**Provided data:**
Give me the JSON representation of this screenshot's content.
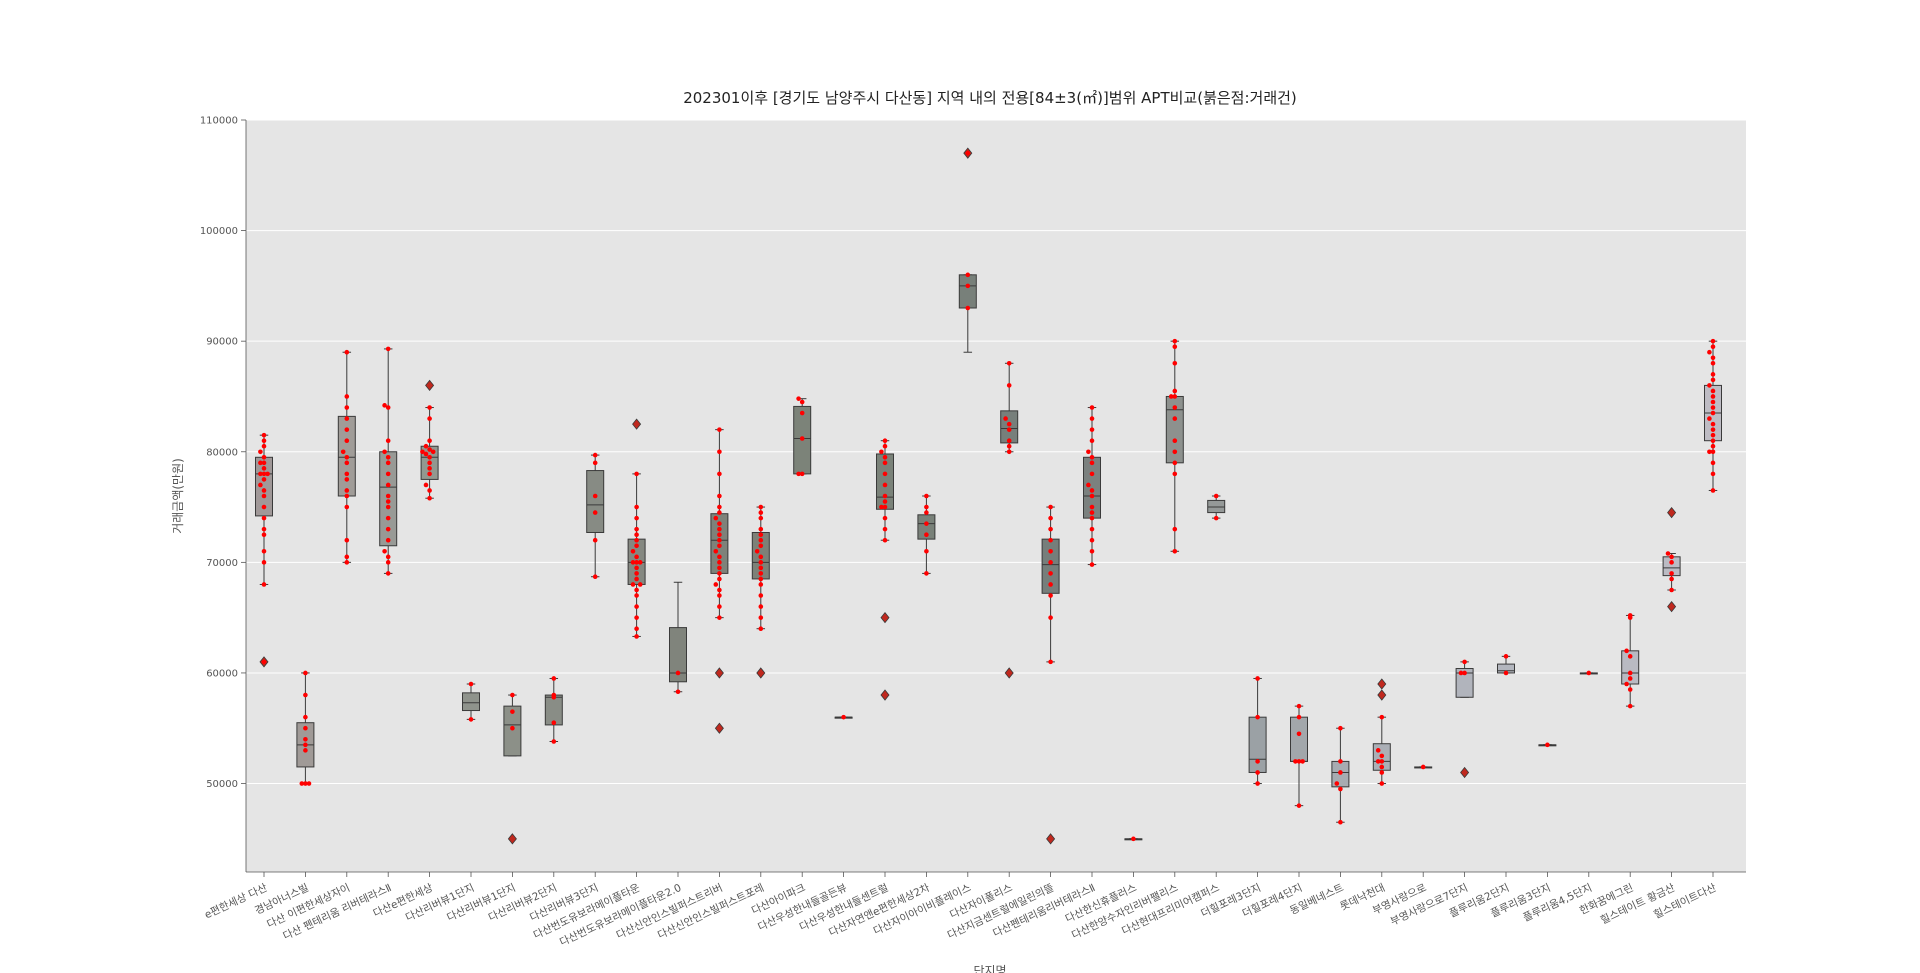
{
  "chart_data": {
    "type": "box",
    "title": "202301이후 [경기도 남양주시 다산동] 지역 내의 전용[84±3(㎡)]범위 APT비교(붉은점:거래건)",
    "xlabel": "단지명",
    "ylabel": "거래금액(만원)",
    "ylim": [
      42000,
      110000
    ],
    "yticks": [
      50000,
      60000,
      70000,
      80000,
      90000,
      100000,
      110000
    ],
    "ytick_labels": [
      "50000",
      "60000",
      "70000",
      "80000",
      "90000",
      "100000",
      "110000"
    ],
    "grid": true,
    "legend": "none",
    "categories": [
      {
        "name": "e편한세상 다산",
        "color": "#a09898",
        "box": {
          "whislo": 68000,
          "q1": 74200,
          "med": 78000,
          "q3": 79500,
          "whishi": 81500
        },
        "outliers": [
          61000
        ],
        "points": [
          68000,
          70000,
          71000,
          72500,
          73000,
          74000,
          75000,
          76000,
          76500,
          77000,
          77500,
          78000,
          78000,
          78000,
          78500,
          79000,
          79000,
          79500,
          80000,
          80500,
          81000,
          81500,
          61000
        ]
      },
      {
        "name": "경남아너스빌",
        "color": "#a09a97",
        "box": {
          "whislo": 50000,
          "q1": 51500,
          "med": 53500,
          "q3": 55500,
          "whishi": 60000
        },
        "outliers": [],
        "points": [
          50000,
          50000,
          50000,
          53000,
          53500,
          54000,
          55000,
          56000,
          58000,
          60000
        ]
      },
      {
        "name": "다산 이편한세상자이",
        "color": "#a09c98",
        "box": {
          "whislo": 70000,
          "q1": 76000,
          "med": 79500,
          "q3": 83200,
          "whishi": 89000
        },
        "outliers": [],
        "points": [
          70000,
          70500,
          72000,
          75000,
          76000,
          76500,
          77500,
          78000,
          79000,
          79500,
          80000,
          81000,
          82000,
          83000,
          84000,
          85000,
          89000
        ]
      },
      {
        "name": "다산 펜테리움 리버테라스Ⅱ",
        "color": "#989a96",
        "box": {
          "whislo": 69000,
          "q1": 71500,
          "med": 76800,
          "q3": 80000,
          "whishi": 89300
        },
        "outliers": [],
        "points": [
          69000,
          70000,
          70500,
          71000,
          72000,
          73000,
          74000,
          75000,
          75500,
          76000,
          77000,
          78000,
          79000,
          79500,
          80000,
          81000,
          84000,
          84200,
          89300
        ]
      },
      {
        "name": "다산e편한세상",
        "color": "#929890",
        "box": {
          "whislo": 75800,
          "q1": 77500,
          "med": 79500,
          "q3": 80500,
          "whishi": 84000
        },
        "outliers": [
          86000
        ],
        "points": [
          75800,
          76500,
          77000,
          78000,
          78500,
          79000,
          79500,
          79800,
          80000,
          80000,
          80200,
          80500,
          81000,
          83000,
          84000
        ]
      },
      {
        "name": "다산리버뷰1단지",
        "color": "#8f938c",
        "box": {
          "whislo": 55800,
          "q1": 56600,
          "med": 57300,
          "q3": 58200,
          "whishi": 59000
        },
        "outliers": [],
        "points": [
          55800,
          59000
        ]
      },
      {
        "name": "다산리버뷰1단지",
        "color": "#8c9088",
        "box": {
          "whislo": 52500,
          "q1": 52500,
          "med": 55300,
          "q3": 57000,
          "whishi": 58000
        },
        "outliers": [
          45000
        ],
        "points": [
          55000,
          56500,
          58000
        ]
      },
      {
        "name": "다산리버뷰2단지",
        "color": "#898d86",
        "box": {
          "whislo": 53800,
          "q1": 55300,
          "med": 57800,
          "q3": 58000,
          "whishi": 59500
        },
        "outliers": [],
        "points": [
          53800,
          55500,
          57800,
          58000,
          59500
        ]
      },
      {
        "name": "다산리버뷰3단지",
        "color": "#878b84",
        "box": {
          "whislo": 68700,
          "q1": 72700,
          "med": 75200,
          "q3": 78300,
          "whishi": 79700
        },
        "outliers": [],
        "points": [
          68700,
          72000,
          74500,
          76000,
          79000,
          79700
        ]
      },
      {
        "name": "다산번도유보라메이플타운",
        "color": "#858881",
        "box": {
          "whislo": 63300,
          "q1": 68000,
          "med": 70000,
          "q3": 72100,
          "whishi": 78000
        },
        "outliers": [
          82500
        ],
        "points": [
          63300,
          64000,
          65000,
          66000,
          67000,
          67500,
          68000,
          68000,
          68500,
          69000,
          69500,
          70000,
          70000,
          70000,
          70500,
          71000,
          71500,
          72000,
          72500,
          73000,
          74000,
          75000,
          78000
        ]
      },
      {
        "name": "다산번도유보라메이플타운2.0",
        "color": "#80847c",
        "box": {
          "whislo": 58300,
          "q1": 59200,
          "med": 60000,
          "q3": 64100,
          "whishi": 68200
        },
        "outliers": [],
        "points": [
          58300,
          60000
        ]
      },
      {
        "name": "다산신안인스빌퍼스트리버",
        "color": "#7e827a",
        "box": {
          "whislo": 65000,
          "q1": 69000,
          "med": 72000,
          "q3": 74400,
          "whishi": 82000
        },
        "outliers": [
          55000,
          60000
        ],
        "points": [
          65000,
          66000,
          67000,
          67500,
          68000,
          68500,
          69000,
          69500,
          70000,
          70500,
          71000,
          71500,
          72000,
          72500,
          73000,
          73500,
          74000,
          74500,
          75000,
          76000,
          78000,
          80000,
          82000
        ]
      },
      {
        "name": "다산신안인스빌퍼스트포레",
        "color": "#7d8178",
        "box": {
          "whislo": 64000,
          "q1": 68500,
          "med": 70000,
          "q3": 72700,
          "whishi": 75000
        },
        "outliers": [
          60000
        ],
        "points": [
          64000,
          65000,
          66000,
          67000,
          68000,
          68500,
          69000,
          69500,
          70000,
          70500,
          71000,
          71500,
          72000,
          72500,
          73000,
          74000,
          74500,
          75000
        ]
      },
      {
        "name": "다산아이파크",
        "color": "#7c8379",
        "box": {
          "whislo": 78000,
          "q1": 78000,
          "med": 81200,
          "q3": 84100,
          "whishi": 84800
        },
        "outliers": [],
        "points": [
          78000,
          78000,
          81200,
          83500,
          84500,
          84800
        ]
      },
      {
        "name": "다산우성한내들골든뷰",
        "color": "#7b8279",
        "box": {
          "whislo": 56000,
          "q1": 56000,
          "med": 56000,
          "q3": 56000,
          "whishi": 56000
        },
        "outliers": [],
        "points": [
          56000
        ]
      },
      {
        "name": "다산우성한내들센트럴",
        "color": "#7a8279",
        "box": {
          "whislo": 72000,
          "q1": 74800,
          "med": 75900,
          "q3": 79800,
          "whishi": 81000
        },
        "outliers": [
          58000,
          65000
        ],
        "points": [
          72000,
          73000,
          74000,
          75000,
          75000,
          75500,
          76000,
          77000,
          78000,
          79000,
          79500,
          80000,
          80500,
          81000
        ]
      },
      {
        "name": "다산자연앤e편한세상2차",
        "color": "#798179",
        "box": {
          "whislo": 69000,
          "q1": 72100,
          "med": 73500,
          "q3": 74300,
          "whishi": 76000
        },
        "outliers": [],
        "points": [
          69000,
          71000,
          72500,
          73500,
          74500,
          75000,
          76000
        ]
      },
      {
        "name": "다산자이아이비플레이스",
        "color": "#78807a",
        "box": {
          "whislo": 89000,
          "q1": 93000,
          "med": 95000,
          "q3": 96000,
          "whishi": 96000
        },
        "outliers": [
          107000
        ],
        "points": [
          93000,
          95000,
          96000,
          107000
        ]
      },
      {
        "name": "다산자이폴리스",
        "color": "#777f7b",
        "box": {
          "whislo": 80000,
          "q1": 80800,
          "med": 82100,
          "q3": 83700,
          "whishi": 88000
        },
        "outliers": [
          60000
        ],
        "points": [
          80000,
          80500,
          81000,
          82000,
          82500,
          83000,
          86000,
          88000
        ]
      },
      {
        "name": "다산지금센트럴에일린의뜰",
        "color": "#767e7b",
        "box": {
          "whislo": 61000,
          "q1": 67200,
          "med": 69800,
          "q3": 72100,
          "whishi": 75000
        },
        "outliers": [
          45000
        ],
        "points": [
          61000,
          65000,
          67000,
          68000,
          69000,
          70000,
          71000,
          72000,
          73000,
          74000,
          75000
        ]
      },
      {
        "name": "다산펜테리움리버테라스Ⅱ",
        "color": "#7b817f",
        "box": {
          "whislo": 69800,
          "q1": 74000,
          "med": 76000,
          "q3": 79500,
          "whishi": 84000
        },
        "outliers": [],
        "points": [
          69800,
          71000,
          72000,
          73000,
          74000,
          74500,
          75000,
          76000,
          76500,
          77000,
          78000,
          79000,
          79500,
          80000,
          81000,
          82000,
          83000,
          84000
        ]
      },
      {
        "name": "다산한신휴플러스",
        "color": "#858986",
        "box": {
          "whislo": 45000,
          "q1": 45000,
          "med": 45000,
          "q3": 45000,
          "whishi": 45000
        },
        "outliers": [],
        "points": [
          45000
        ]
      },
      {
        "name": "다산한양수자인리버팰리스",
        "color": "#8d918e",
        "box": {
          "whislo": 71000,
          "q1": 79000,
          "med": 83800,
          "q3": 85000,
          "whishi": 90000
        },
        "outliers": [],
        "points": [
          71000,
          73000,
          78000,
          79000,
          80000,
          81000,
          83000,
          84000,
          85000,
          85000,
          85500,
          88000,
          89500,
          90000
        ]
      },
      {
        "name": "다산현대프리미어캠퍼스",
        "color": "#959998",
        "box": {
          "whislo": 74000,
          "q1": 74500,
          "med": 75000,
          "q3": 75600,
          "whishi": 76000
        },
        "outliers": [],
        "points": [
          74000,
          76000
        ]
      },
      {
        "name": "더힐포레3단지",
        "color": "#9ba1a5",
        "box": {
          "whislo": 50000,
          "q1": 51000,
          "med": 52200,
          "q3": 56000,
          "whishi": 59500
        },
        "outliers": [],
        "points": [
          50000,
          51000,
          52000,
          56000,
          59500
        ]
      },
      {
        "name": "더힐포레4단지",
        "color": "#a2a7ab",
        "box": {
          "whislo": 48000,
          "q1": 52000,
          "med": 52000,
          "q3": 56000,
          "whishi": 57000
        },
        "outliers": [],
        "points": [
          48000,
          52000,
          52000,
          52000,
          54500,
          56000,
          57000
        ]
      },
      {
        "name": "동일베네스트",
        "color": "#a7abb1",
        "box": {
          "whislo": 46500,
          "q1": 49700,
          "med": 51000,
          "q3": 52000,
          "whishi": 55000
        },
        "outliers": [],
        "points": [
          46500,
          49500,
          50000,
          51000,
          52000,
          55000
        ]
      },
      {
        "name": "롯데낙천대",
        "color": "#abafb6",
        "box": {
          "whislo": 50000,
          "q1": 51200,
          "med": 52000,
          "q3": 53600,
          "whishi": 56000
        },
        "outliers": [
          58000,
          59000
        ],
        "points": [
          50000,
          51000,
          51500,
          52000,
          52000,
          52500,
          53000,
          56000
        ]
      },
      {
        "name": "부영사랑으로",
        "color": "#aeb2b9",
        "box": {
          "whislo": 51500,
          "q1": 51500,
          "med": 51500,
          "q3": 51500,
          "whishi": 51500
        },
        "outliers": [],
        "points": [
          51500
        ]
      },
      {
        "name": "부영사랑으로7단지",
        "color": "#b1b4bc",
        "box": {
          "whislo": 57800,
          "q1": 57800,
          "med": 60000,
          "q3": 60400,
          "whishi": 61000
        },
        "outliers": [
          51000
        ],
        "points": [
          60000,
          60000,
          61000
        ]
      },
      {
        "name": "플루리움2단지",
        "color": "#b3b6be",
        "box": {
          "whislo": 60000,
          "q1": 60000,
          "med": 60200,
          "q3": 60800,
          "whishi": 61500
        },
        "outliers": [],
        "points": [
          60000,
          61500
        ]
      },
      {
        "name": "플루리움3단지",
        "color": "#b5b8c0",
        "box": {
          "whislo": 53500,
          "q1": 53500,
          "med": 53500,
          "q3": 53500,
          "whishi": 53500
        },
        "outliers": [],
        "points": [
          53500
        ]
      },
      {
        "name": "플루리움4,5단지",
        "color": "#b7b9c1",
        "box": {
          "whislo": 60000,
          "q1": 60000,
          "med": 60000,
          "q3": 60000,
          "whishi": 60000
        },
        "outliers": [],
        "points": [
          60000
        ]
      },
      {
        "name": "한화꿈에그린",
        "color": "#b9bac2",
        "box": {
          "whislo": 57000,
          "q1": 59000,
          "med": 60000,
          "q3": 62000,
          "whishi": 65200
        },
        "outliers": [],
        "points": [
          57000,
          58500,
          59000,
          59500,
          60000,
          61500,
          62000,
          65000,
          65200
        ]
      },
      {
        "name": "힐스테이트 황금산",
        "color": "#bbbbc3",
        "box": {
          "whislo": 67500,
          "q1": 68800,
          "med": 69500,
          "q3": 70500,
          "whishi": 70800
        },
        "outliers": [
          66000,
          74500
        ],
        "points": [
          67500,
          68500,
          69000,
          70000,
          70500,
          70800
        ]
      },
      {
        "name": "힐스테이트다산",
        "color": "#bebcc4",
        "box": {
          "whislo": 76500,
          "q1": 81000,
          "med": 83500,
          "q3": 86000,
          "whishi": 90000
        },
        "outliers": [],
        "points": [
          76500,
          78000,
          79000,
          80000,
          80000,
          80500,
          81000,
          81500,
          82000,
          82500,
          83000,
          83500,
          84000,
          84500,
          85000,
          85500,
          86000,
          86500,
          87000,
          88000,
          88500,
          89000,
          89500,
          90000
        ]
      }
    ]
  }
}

...

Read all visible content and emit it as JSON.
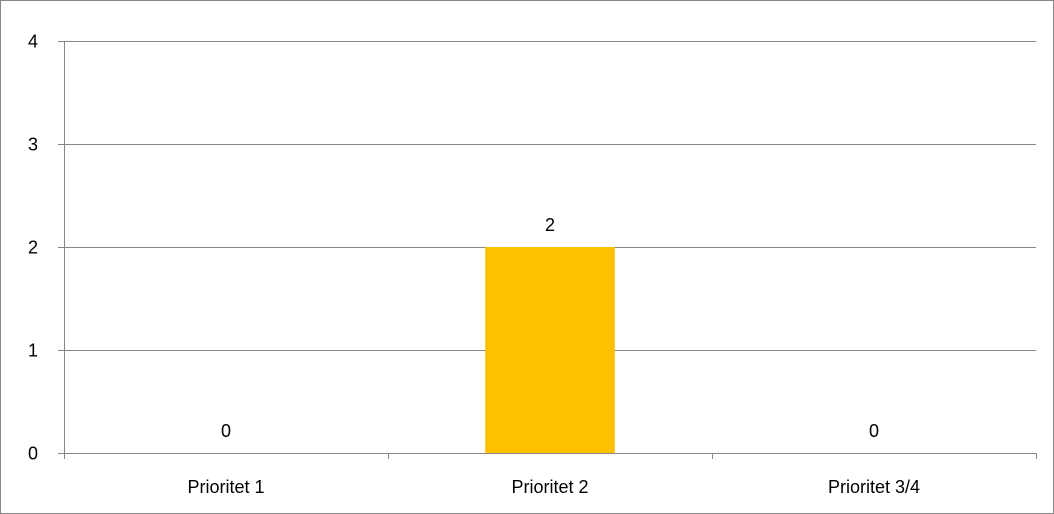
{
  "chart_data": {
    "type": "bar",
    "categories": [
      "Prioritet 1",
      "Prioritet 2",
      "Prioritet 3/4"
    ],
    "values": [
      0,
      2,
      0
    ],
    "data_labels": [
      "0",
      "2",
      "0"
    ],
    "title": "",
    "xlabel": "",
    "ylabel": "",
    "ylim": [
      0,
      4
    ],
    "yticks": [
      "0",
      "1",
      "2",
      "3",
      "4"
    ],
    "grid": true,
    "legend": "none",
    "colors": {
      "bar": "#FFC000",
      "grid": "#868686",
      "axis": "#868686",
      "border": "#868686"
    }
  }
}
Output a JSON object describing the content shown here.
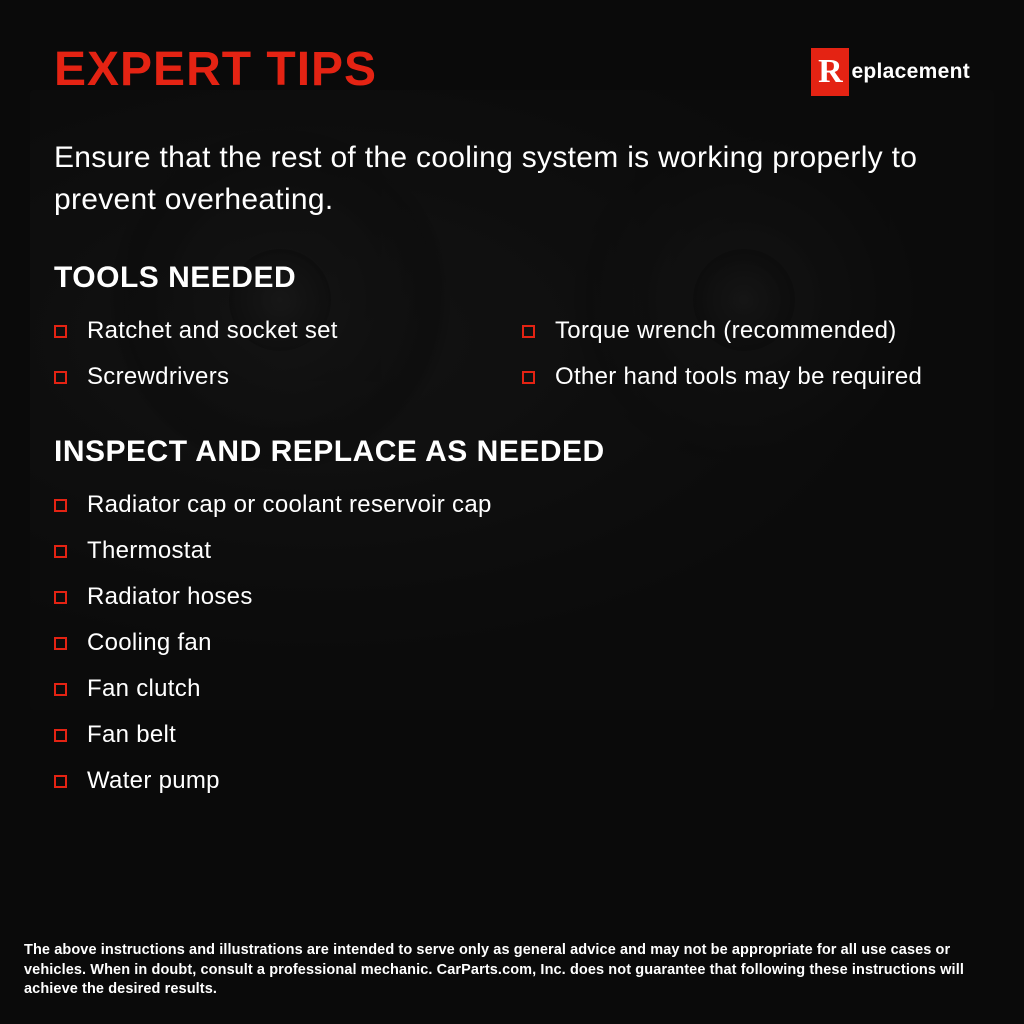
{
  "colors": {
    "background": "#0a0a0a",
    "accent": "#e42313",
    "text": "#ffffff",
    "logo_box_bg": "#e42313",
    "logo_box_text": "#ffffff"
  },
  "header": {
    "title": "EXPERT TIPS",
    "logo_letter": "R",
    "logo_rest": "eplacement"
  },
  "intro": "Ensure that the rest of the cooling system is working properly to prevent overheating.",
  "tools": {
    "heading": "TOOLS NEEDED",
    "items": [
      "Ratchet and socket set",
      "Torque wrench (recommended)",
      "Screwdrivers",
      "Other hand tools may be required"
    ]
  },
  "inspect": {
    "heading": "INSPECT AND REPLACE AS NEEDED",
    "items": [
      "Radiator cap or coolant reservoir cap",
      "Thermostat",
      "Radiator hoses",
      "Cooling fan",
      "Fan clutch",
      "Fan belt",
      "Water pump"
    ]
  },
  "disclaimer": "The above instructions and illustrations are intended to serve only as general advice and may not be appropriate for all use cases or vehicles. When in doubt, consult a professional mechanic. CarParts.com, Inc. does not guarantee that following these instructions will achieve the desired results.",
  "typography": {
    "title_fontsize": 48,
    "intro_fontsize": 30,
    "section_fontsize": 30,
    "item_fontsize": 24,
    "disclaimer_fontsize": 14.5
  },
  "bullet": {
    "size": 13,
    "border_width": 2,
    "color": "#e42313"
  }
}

**Exercise description:**
Which lines contain the word "Radiator"? Return each of them.

**Solution:**
      "Radiator cap or coolant reservoir cap",
      "Radiator hoses",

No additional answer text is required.